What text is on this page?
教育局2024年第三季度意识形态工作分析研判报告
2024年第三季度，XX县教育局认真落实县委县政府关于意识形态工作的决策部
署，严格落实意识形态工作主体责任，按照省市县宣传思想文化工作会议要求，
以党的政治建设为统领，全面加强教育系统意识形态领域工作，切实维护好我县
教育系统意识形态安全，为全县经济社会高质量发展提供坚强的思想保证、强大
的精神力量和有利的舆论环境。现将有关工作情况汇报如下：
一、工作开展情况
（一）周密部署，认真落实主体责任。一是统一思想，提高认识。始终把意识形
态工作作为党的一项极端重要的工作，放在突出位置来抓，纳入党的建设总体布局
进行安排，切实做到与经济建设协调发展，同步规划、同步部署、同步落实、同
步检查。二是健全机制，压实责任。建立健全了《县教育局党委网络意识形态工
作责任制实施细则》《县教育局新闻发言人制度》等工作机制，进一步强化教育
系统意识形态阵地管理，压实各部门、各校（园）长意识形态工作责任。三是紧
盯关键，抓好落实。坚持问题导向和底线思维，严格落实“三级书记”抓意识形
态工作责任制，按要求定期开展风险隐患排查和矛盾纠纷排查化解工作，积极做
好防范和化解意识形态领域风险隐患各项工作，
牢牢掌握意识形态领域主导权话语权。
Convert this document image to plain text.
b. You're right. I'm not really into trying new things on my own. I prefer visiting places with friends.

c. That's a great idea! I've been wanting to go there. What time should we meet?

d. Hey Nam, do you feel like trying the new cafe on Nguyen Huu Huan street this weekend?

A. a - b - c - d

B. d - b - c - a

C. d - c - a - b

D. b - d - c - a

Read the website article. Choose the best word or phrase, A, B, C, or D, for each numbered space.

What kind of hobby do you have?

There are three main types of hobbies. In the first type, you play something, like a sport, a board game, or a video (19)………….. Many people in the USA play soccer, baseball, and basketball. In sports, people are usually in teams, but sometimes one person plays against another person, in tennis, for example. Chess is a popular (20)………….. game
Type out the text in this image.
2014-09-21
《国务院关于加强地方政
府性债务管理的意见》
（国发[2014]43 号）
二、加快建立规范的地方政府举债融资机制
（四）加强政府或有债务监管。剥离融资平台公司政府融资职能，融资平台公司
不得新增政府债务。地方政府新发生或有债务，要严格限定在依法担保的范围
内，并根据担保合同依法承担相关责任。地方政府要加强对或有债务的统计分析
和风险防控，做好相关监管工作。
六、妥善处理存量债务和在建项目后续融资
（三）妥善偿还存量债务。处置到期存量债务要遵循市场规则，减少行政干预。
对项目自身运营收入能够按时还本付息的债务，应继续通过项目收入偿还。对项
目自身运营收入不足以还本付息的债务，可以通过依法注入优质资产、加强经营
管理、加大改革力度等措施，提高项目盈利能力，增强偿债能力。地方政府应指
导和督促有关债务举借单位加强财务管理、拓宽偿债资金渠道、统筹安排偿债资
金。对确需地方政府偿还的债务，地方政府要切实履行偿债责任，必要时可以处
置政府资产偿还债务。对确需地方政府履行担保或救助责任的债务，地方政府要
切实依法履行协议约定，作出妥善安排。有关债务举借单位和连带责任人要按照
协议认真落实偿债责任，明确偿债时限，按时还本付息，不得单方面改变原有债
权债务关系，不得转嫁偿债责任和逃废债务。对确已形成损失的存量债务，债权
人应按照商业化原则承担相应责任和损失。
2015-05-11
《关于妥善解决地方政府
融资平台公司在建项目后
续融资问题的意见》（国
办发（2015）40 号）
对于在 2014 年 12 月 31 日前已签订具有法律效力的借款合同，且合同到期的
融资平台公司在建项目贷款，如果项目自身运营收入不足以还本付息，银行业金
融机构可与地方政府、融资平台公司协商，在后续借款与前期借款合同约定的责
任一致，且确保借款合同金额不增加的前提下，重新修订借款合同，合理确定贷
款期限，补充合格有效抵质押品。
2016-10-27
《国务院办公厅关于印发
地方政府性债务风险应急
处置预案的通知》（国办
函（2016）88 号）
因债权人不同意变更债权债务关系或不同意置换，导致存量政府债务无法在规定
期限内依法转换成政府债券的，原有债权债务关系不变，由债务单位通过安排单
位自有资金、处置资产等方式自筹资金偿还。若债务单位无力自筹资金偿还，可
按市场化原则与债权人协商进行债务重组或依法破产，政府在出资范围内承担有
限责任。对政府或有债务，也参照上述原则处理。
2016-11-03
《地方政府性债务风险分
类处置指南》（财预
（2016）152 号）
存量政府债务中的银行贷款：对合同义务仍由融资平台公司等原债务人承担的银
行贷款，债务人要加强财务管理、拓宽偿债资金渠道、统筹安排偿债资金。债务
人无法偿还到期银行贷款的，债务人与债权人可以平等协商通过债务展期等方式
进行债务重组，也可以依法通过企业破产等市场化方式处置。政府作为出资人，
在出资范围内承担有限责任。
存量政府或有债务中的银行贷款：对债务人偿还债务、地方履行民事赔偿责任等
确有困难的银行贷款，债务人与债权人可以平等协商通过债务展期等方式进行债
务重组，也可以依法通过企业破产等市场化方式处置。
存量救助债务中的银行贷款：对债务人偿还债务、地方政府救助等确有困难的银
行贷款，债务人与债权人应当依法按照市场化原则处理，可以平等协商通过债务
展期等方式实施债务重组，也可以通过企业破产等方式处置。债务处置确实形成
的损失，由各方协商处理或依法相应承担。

——————————

▶ Challenge
Which lines include the word "What"? Copy every one of them.

▶ Solution to this problem
What text is on this page?
c. That's a great idea! I've been wanting to go there. What time should we meet?
What kind of hobby do you have?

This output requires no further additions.